### REQUEST
Drop every picture and give the entries back exactly.

- - - -

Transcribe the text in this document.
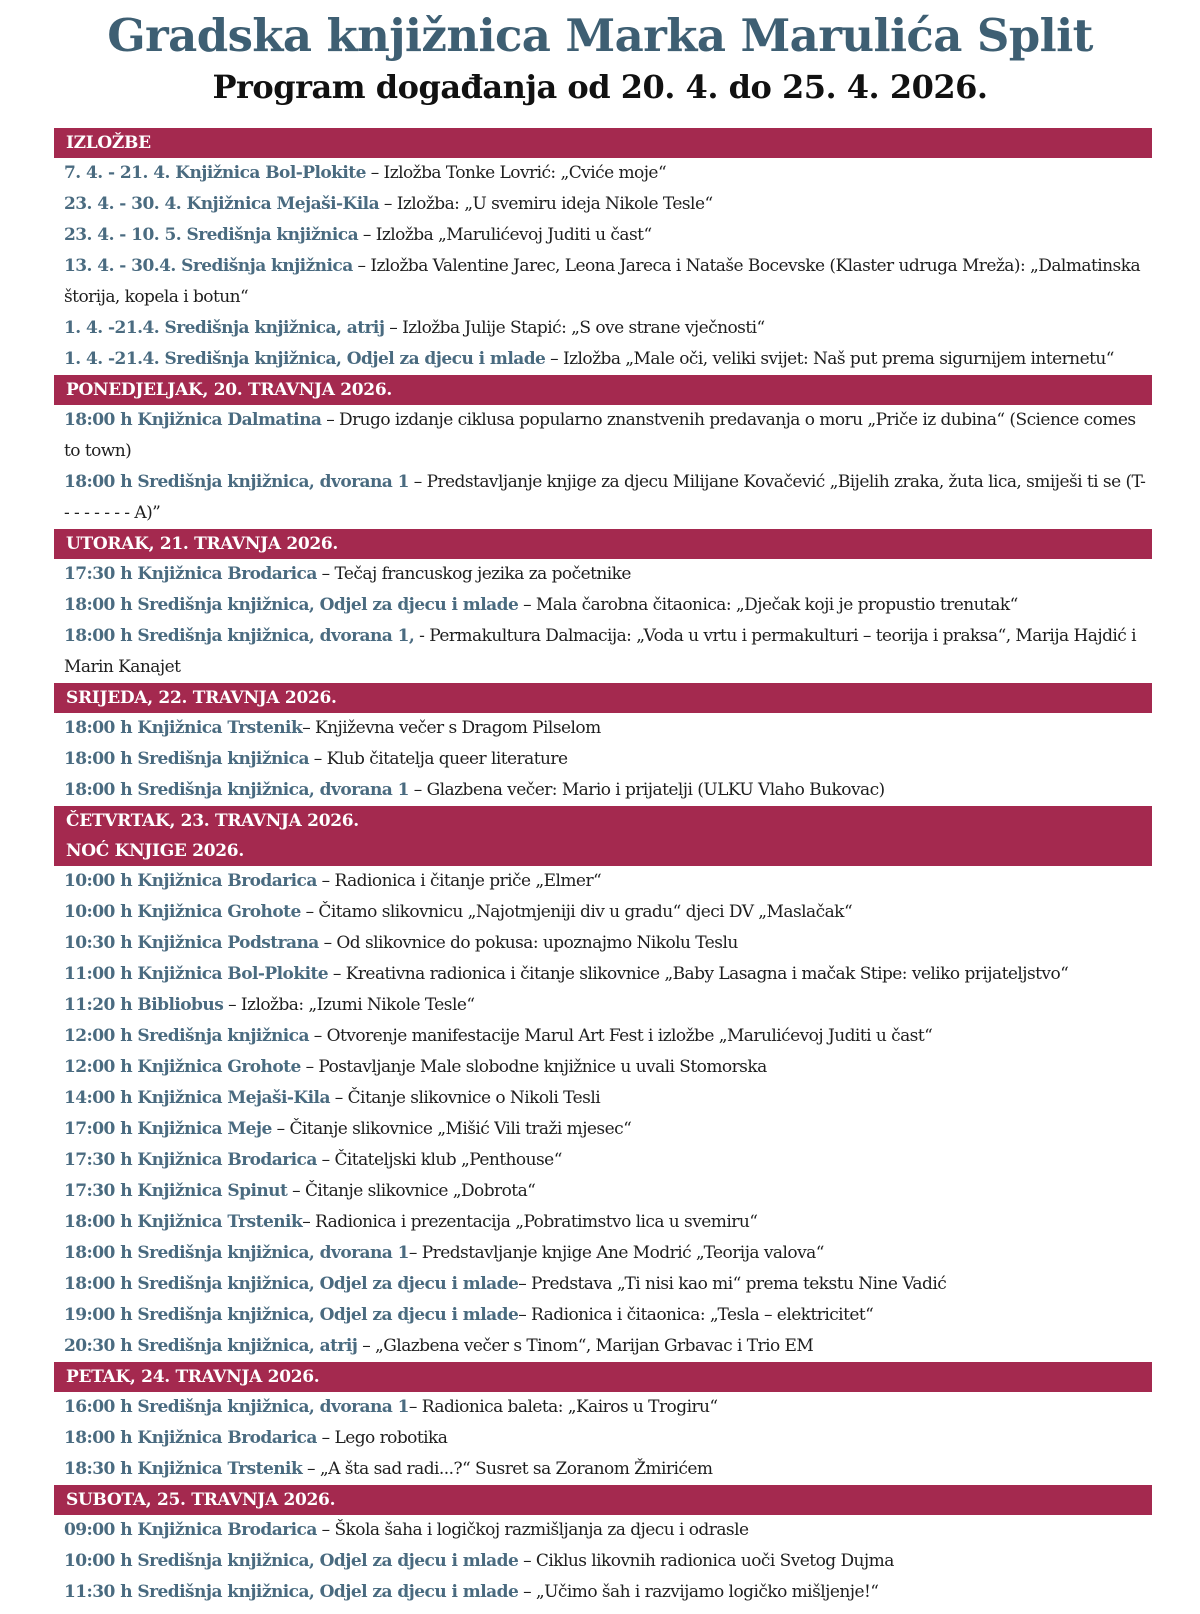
Gradska knjižnica Marka Marulića Split
Program događanja od 20. 4. do 25. 4. 2026.
IZLOŽBE
7. 4. - 21. 4. Knjižnica Bol-Plokite – Izložba Tonke Lovrić: „Cviće moje“
23. 4. - 30. 4. Knjižnica Mejaši-Kila – Izložba: „U svemiru ideja Nikole Tesle“
23. 4. - 10. 5. Središnja knjižnica – Izložba „Marulićevoj Juditi u čast“
13. 4. - 30.4. Središnja knjižnica – Izložba Valentine Jarec, Leona Jareca i Nataše Bocevske (Klaster udruga Mreža): „Dalmatinska štorija, kopela i botun“
1. 4. -21.4. Središnja knjižnica, atrij – Izložba Julije Stapić: „S ove strane vječnosti“
1. 4. -21.4. Središnja knjižnica, Odjel za djecu i mlade – Izložba „Male oči, veliki svijet: Naš put prema sigurnijem internetu“
PONEDJELJAK, 20. TRAVNJA 2026.
18:00 h Knjižnica Dalmatina – Drugo izdanje ciklusa popularno znanstvenih predavanja o moru „Priče iz dubina“ (Science comes to town)
18:00 h Središnja knjižnica, dvorana 1 – Predstavljanje knjige za djecu Milijane Kovačević „Bijelih zraka, žuta lica, smiješi ti se (T- - - - - - - - A)”
UTORAK, 21. TRAVNJA 2026.
17:30 h Knjižnica Brodarica – Tečaj francuskog jezika za početnike
18:00 h Središnja knjižnica, Odjel za djecu i mlade – Mala čarobna čitaonica: „Dječak koji je propustio trenutak“
18:00 h Središnja knjižnica, dvorana 1, - Permakultura Dalmacija: „Voda u vrtu i permakulturi – teorija i praksa“, Marija Hajdić i Marin Kanajet
SRIJEDA, 22. TRAVNJA 2026.
18:00 h Knjižnica Trstenik– Književna večer s Dragom Pilselom
18:00 h Središnja knjižnica – Klub čitatelja queer literature
18:00 h Središnja knjižnica, dvorana 1 – Glazbena večer: Mario i prijatelji (ULKU Vlaho Bukovac)
ČETVRTAK, 23. TRAVNJA 2026.
NOĆ KNJIGE 2026.
10:00 h Knjižnica Brodarica – Radionica i čitanje priče „Elmer“
10:00 h Knjižnica Grohote – Čitamo slikovnicu „Najotmjeniji div u gradu“ djeci DV „Maslačak“
10:30 h Knjižnica Podstrana – Od slikovnice do pokusa: upoznajmo Nikolu Teslu
11:00 h Knjižnica Bol-Plokite – Kreativna radionica i čitanje slikovnice „Baby Lasagna i mačak Stipe: veliko prijateljstvo“
11:20 h Bibliobus – Izložba: „Izumi Nikole Tesle“
12:00 h Središnja knjižnica – Otvorenje manifestacije Marul Art Fest i izložbe „Marulićevoj Juditi u čast“
12:00 h Knjižnica Grohote – Postavljanje Male slobodne knjižnice u uvali Stomorska
14:00 h Knjižnica Mejaši-Kila – Čitanje slikovnice o Nikoli Tesli
17:00 h Knjižnica Meje – Čitanje slikovnice „Mišić Vili traži mjesec“
17:30 h Knjižnica Brodarica – Čitateljski klub „Penthouse“
17:30 h Knjižnica Spinut – Čitanje slikovnice „Dobrota“
18:00 h Knjižnica Trstenik– Radionica i prezentacija „Pobratimstvo lica u svemiru“
18:00 h Središnja knjižnica, dvorana 1– Predstavljanje knjige Ane Modrić „Teorija valova“
18:00 h Središnja knjižnica, Odjel za djecu i mlade– Predstava „Ti nisi kao mi“ prema tekstu Nine Vadić
19:00 h Središnja knjižnica, Odjel za djecu i mlade– Radionica i čitaonica: „Tesla – elektricitet“
20:30 h Središnja knjižnica, atrij – „Glazbena večer s Tinom“, Marijan Grbavac i Trio EM
PETAK, 24. TRAVNJA 2026.
16:00 h Središnja knjižnica, dvorana 1– Radionica baleta: „Kairos u Trogiru“
18:00 h Knjižnica Brodarica – Lego robotika
18:30 h Knjižnica Trstenik – „A šta sad radi...?“ Susret sa Zoranom Žmirićem
SUBOTA, 25. TRAVNJA 2026.
09:00 h Knjižnica Brodarica – Škola šaha i logičkoj razmišljanja za djecu i odrasle
10:00 h Središnja knjižnica, Odjel za djecu i mlade – Ciklus likovnih radionica uoči Svetog Dujma
11:30 h Središnja knjižnica, Odjel za djecu i mlade – „Učimo šah i razvijamo logičko mišljenje!“
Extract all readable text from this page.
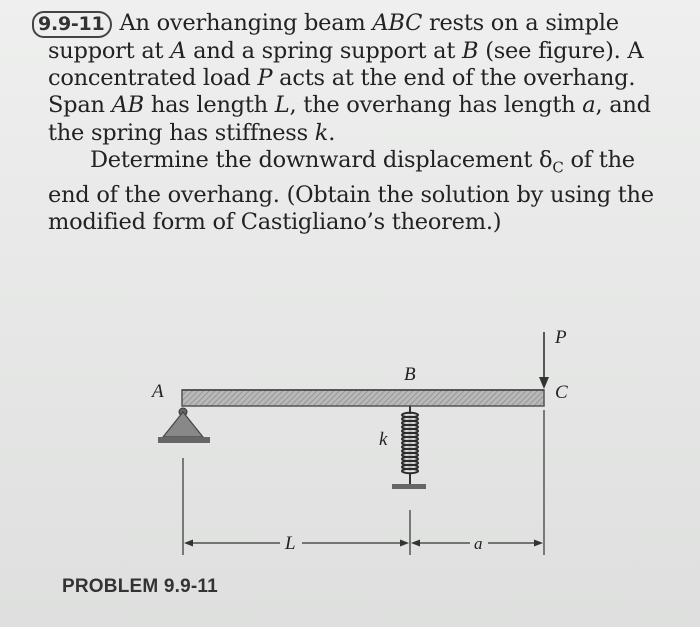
9.9-11 An overhanging beam ABC rests on a simple support at A and a spring support at B (see figure). A concentrated load P acts at the end of the overhang. Span AB has length L, the overhang has length a, and the spring has stiffness k.
Determine the downward displacement $\delta_C$ of the end of the overhang. (Obtain the solution by using the modified form of Castigliano’s theorem.)
A
B
C
P
k
L	a
PROBLEM 9.9-11
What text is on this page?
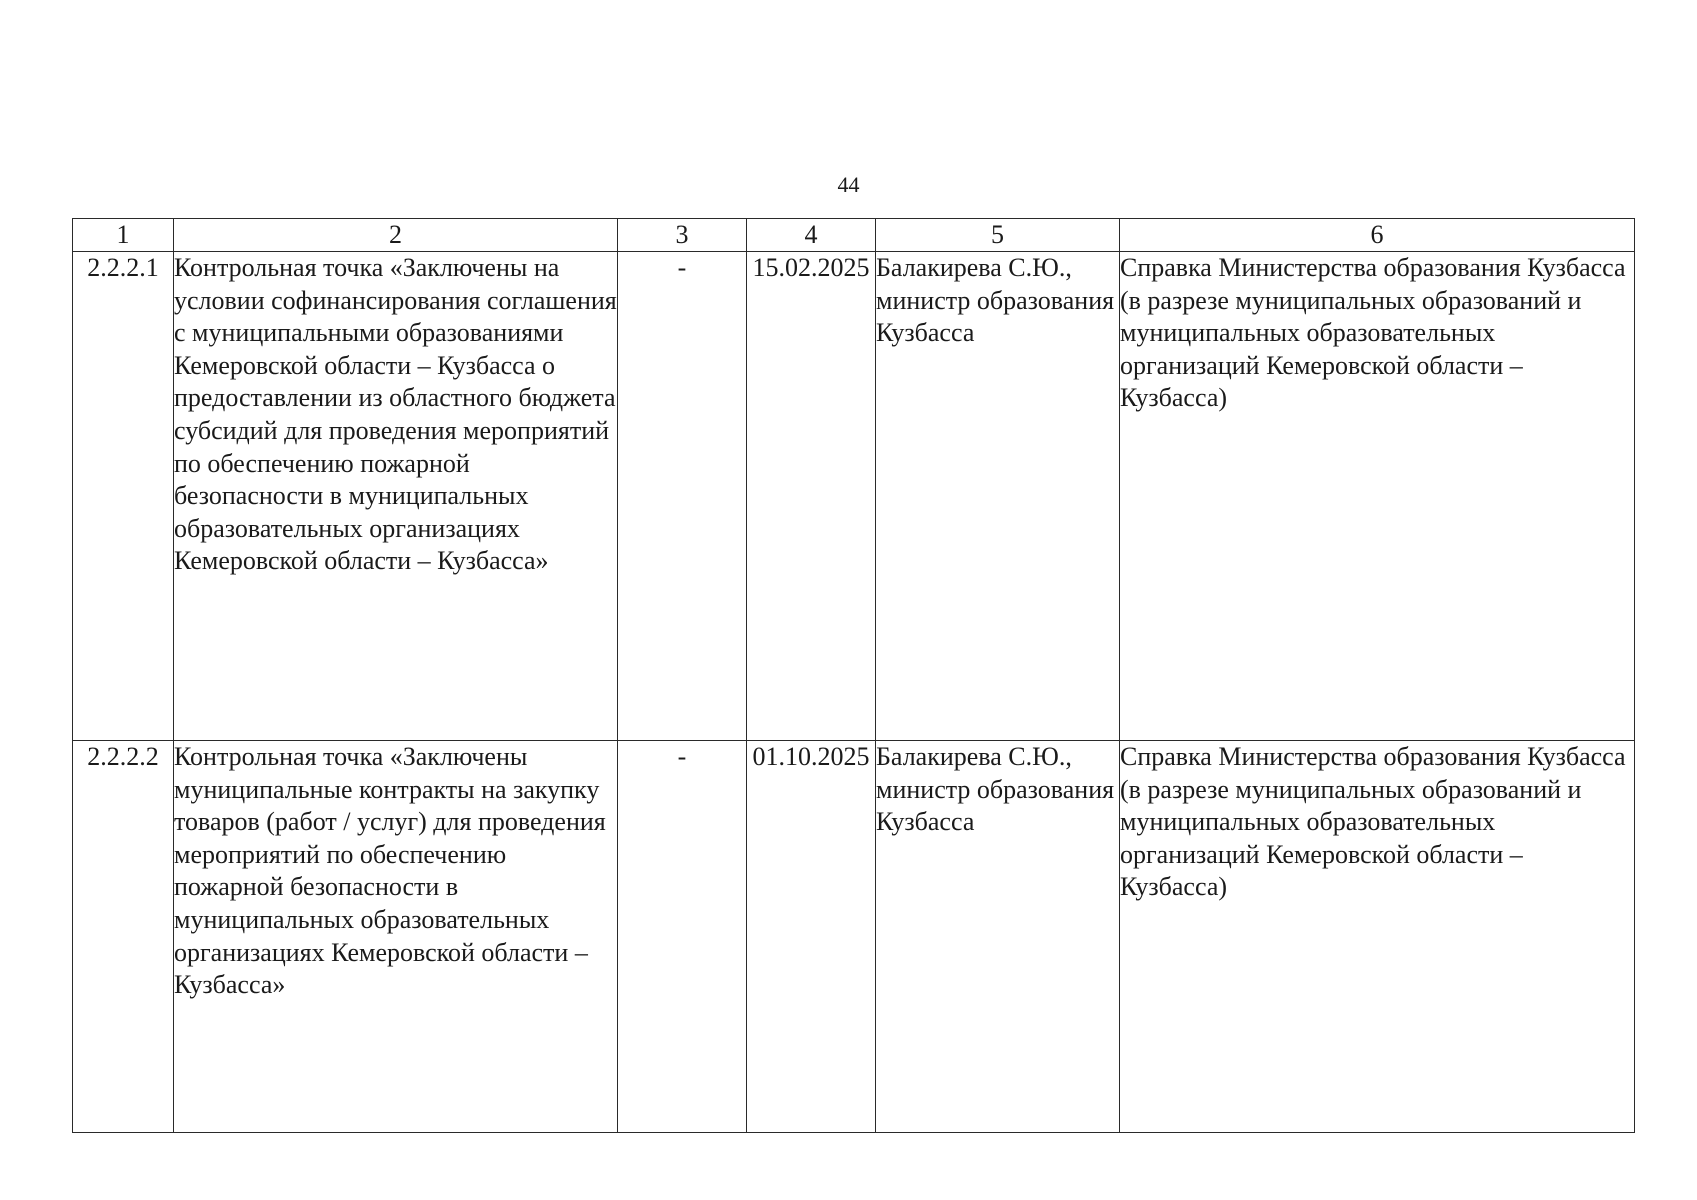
44
1	2	3	4	5	6
2.2.2.1	Контрольная точка «Заключены на условии софинансирования соглашения с муниципальными образованиями Кемеровской области – Кузбасса о предоставлении из областного бюджета субсидий для проведения мероприятий по обеспечению пожарной безопасности в муниципальных образовательных организациях Кемеровской области – Кузбасса»	-	15.02.2025	Балакирева С.Ю., министр образования Кузбасса	Справка Министерства образования Кузбасса (в разрезе муниципальных образований и муниципальных образовательных организаций Кемеровской области – Кузбасса)
2.2.2.2	Контрольная точка «Заключены муниципальные контракты на закупку товаров (работ / услуг) для проведения мероприятий по обеспечению пожарной безопасности в муниципальных образовательных организациях Кемеровской области – Кузбасса»	-	01.10.2025	Балакирева С.Ю., министр образования Кузбасса	Справка Министерства образования Кузбасса (в разрезе муниципальных образований и муниципальных образовательных организаций Кемеровской области – Кузбасса)
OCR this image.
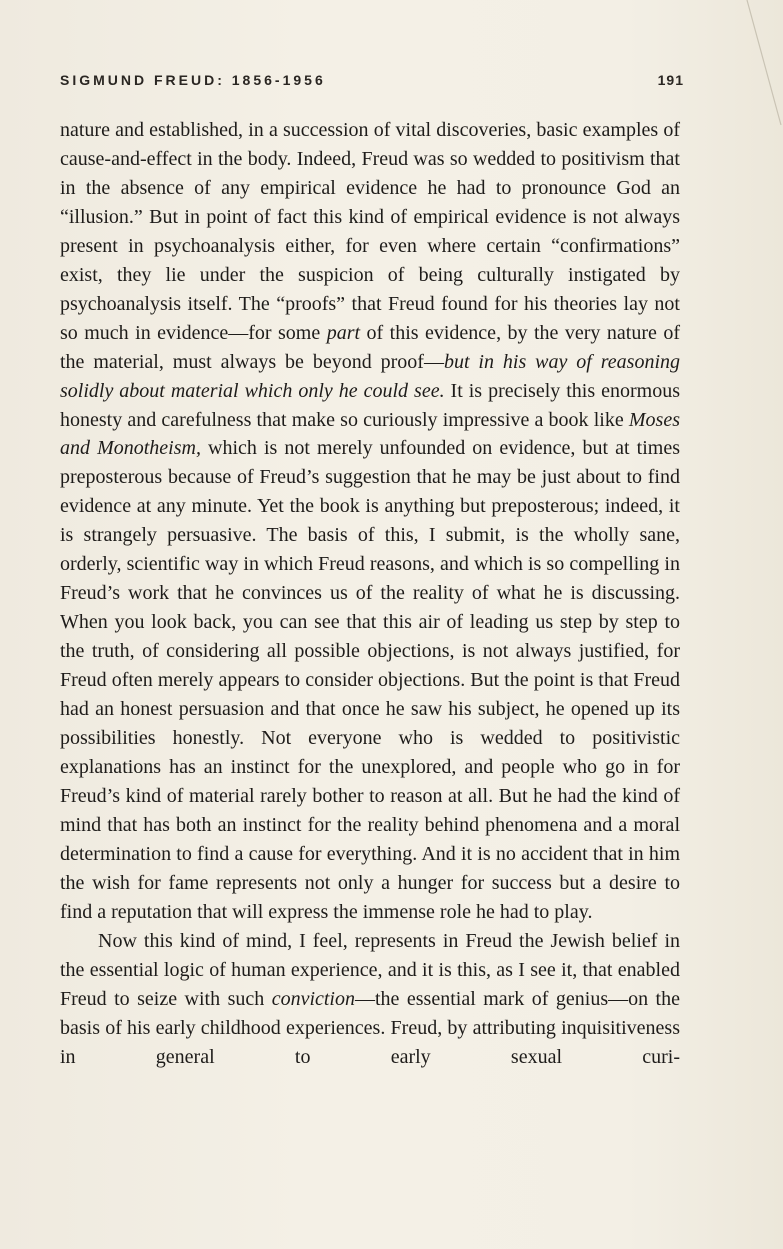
SIGMUND FREUD: 1856-1956	191

nature and established, in a succession of vital discoveries, basic examples of cause-and-effect in the body. Indeed, Freud was so wedded to positivism that in the absence of any empirical evidence he had to pronounce God an “illusion.” But in point of fact this kind of empirical evidence is not always present in psychoanalysis either, for even where certain “confirmations” exist, they lie under the suspicion of being culturally instigated by psychoanalysis itself. The “proofs” that Freud found for his theories lay not so much in evidence—for some part of this evidence, by the very nature of the material, must always be beyond proof—but in his way of reasoning solidly about material which only he could see. It is precisely this enormous honesty and carefulness that make so curiously impressive a book like Moses and Monotheism, which is not merely unfounded on evidence, but at times preposterous because of Freud’s suggestion that he may be just about to find evidence at any minute. Yet the book is anything but preposterous; indeed, it is strangely persuasive. The basis of this, I submit, is the wholly sane, orderly, scientific way in which Freud reasons, and which is so compelling in Freud’s work that he convinces us of the reality of what he is discussing. When you look back, you can see that this air of leading us step by step to the truth, of considering all possible objections, is not always justified, for Freud often merely appears to consider objections. But the point is that Freud had an honest persuasion and that once he saw his subject, he opened up its possibilities honestly. Not everyone who is wedded to positivistic explanations has an instinct for the unexplored, and people who go in for Freud’s kind of material rarely bother to reason at all. But he had the kind of mind that has both an instinct for the reality behind phenomena and a moral determination to find a cause for everything. And it is no accident that in him the wish for fame represents not only a hunger for success but a desire to find a reputation that will express the immense role he had to play.

Now this kind of mind, I feel, represents in Freud the Jewish belief in the essential logic of human experience, and it is this, as I see it, that enabled Freud to seize with such conviction—the essential mark of genius—on the basis of his early childhood experiences. Freud, by attributing inquisitiveness in general to early sexual curi-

- - - -

### EXERCISE SOLUTION
Transcribe the text in this document.
Gradska knjižnica Marka Marulića Split
Program događanja od 20. 4. do 25. 4. 2026.
IZLOŽBE
7. 4. - 21. 4. Knjižnica Bol-Plokite – Izložba Tonke Lovrić: „Cviće moje“
23. 4. - 30. 4. Knjižnica Mejaši-Kila – Izložba: „U svemiru ideja Nikole Tesle“
23. 4. - 10. 5. Središnja knjižnica – Izložba „Marulićevoj Juditi u čast“
13. 4. - 30.4. Središnja knjižnica – Izložba Valentine Jarec, Leona Jareca i Nataše Bocevske (Klaster udruga Mreža): „Dalmatinska štorija, kopela i botun“
1. 4. -21.4. Središnja knjižnica, atrij – Izložba Julije Stapić: „S ove strane vječnosti“
1. 4. -21.4. Središnja knjižnica, Odjel za djecu i mlade – Izložba „Male oči, veliki svijet: Naš put prema sigurnijem internetu“
PONEDJELJAK, 20. TRAVNJA 2026.
18:00 h Knjižnica Dalmatina – Drugo izdanje ciklusa popularno znanstvenih predavanja o moru „Priče iz dubina“ (Science comes to town)
18:00 h Središnja knjižnica, dvorana 1 – Predstavljanje knjige za djecu Milijane Kovačević „Bijelih zraka, žuta lica, smiješi ti se (T- - - - - - - - A)”
UTORAK, 21. TRAVNJA 2026.
17:30 h Knjižnica Brodarica – Tečaj francuskog jezika za početnike
18:00 h Središnja knjižnica, Odjel za djecu i mlade – Mala čarobna čitaonica: „Dječak koji je propustio trenutak“
18:00 h Središnja knjižnica, dvorana 1, - Permakultura Dalmacija: „Voda u vrtu i permakulturi – teorija i praksa“, Marija Hajdić i Marin Kanajet
SRIJEDA, 22. TRAVNJA 2026.
18:00 h Knjižnica Trstenik– Književna večer s Dragom Pilselom
18:00 h Središnja knjižnica – Klub čitatelja queer literature
18:00 h Središnja knjižnica, dvorana 1 – Glazbena večer: Mario i prijatelji (ULKU Vlaho Bukovac)
ČETVRTAK, 23. TRAVNJA 2026.
NOĆ KNJIGE 2026.
10:00 h Knjižnica Brodarica – Radionica i čitanje priče „Elmer“
10:00 h Knjižnica Grohote – Čitamo slikovnicu „Najotmjeniji div u gradu“ djeci DV „Maslačak“
10:30 h Knjižnica Podstrana – Od slikovnice do pokusa: upoznajmo Nikolu Teslu
11:00 h Knjižnica Bol-Plokite – Kreativna radionica i čitanje slikovnice „Baby Lasagna i mačak Stipe: veliko prijateljstvo“
11:20 h Bibliobus – Izložba: „Izumi Nikole Tesle“
12:00 h Središnja knjižnica – Otvorenje manifestacije Marul Art Fest i izložbe „Marulićevoj Juditi u čast“
12:00 h Knjižnica Grohote – Postavljanje Male slobodne knjižnice u uvali Stomorska
14:00 h Knjižnica Mejaši-Kila – Čitanje slikovnice o Nikoli Tesli
17:00 h Knjižnica Meje – Čitanje slikovnice „Mišić Vili traži mjesec“
17:30 h Knjižnica Brodarica – Čitateljski klub „Penthouse“
17:30 h Knjižnica Spinut – Čitanje slikovnice „Dobrota“
18:00 h Knjižnica Trstenik– Radionica i prezentacija „Pobratimstvo lica u svemiru“
18:00 h Središnja knjižnica, dvorana 1– Predstavljanje knjige Ane Modrić „Teorija valova“
18:00 h Središnja knjižnica, Odjel za djecu i mlade– Predstava „Ti nisi kao mi“ prema tekstu Nine Vadić
19:00 h Središnja knjižnica, Odjel za djecu i mlade– Radionica i čitaonica: „Tesla – elektricitet“
20:30 h Središnja knjižnica, atrij – „Glazbena večer s Tinom“, Marijan Grbavac i Trio EM
PETAK, 24. TRAVNJA 2026.
16:00 h Središnja knjižnica, dvorana 1– Radionica baleta: „Kairos u Trogiru“
18:00 h Knjižnica Brodarica – Lego robotika
18:30 h Knjižnica Trstenik – „A šta sad radi...?“ Susret sa Zoranom Žmirićem
SUBOTA, 25. TRAVNJA 2026.
09:00 h Knjižnica Brodarica – Škola šaha i logičkoj razmišljanja za djecu i odrasle
10:00 h Središnja knjižnica, Odjel za djecu i mlade – Ciklus likovnih radionica uoči Svetog Dujma
11:30 h Središnja knjižnica, Odjel za djecu i mlade – „Učimo šah i razvijamo logičko mišljenje!“
Extract all readable text from this page.
9.9-11 An overhanging beam ABC rests on a simple support at A and a spring support at B (see figure). A concentrated load P acts at the end of the overhang. Span AB has length L, the overhang has length a, and the spring has stiffness k.
Determine the downward displacement $\delta_C$ of the end of the overhang. (Obtain the solution by using the modified form of Castigliano’s theorem.)
A
B
C
P
k
L	a
PROBLEM 9.9-11
What text is on this page?
44
1	2	3	4	5	6
2.2.2.1	Контрольная точка «Заключены на условии софинансирования соглашения с муниципальными образованиями Кемеровской области – Кузбасса о предоставлении из областного бюджета субсидий для проведения мероприятий по обеспечению пожарной безопасности в муниципальных образовательных организациях Кемеровской области – Кузбасса»	-	15.02.2025	Балакирева С.Ю., министр образования Кузбасса	Справка Министерства образования Кузбасса (в разрезе муниципальных образований и муниципальных образовательных организаций Кемеровской области – Кузбасса)
2.2.2.2	Контрольная точка «Заключены муниципальные контракты на закупку товаров (работ / услуг) для проведения мероприятий по обеспечению пожарной безопасности в муниципальных образовательных организациях Кемеровской области – Кузбасса»	-	01.10.2025	Балакирева С.Ю., министр образования Кузбасса	Справка Министерства образования Кузбасса (в разрезе муниципальных образований и муниципальных образовательных организаций Кемеровской области – Кузбасса)
OCR this image.
SIGMUND FREUD: 1856-1956	191

nature and established, in a succession of vital discoveries, basic examples of cause-and-effect in the body. Indeed, Freud was so wedded to positivism that in the absence of any empirical evidence he had to pronounce God an “illusion.” But in point of fact this kind of empirical evidence is not always present in psychoanalysis either, for even where certain “confirmations” exist, they lie under the suspicion of being culturally instigated by psychoanalysis itself. The “proofs” that Freud found for his theories lay not so much in evidence—for some part of this evidence, by the very nature of the material, must always be beyond proof—but in his way of reasoning solidly about material which only he could see. It is precisely this enormous honesty and carefulness that make so curiously impressive a book like Moses and Monotheism, which is not merely unfounded on evidence, but at times preposterous because of Freud’s suggestion that he may be just about to find evidence at any minute. Yet the book is anything but preposterous; indeed, it is strangely persuasive. The basis of this, I submit, is the wholly sane, orderly, scientific way in which Freud reasons, and which is so compelling in Freud’s work that he convinces us of the reality of what he is discussing. When you look back, you can see that this air of leading us step by step to the truth, of considering all possible objections, is not always justified, for Freud often merely appears to consider objections. But the point is that Freud had an honest persuasion and that once he saw his subject, he opened up its possibilities honestly. Not everyone who is wedded to positivistic explanations has an instinct for the unexplored, and people who go in for Freud’s kind of material rarely bother to reason at all. But he had the kind of mind that has both an instinct for the reality behind phenomena and a moral determination to find a cause for everything. And it is no accident that in him the wish for fame represents not only a hunger for success but a desire to find a reputation that will express the immense role he had to play.

Now this kind of mind, I feel, represents in Freud the Jewish belief in the essential logic of human experience, and it is this, as I see it, that enabled Freud to seize with such conviction—the essential mark of genius—on the basis of his early childhood experiences. Freud, by attributing inquisitiveness in general to early sexual curi-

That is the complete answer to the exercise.